*Aim*
Could you extract every entry below and reproduce it exactly?
»»
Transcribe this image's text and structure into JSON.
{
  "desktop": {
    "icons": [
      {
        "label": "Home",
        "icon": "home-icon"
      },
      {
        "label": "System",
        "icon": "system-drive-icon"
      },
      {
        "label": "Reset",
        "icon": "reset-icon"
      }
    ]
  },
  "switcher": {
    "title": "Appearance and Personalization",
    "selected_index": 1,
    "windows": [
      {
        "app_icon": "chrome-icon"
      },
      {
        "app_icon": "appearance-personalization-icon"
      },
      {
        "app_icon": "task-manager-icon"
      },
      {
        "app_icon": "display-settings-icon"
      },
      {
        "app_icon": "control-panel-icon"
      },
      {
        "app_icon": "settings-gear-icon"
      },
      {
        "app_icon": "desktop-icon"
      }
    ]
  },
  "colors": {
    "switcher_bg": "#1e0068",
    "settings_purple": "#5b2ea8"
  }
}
««
*Correct output*
Transcribe this image's text and structure into JSON.
{
  "desktop": {
    "icons": [
      {
        "label": "Home",
        "icon": "home-icon"
      },
      {
        "label": "System",
        "icon": "system-drive-icon"
      },
      {
        "label": "Reset",
        "icon": "reset-icon"
      }
    ]
  },
  "switcher": {
    "title": "Appearance and Personalization",
    "selected_index": 1,
    "windows": [
      {
        "app_icon": "chrome-icon"
      },
      {
        "app_icon": "appearance-personalization-icon"
      },
      {
        "app_icon": "task-manager-icon"
      },
      {
        "app_icon": "display-settings-icon"
      },
      {
        "app_icon": "control-panel-icon"
      },
      {
        "app_icon": "settings-gear-icon"
      },
      {
        "app_icon": "desktop-icon"
      }
    ]
  },
  "colors": {
    "switcher_bg": "#1e0068",
    "settings_purple": "#5b2ea8"
  }
}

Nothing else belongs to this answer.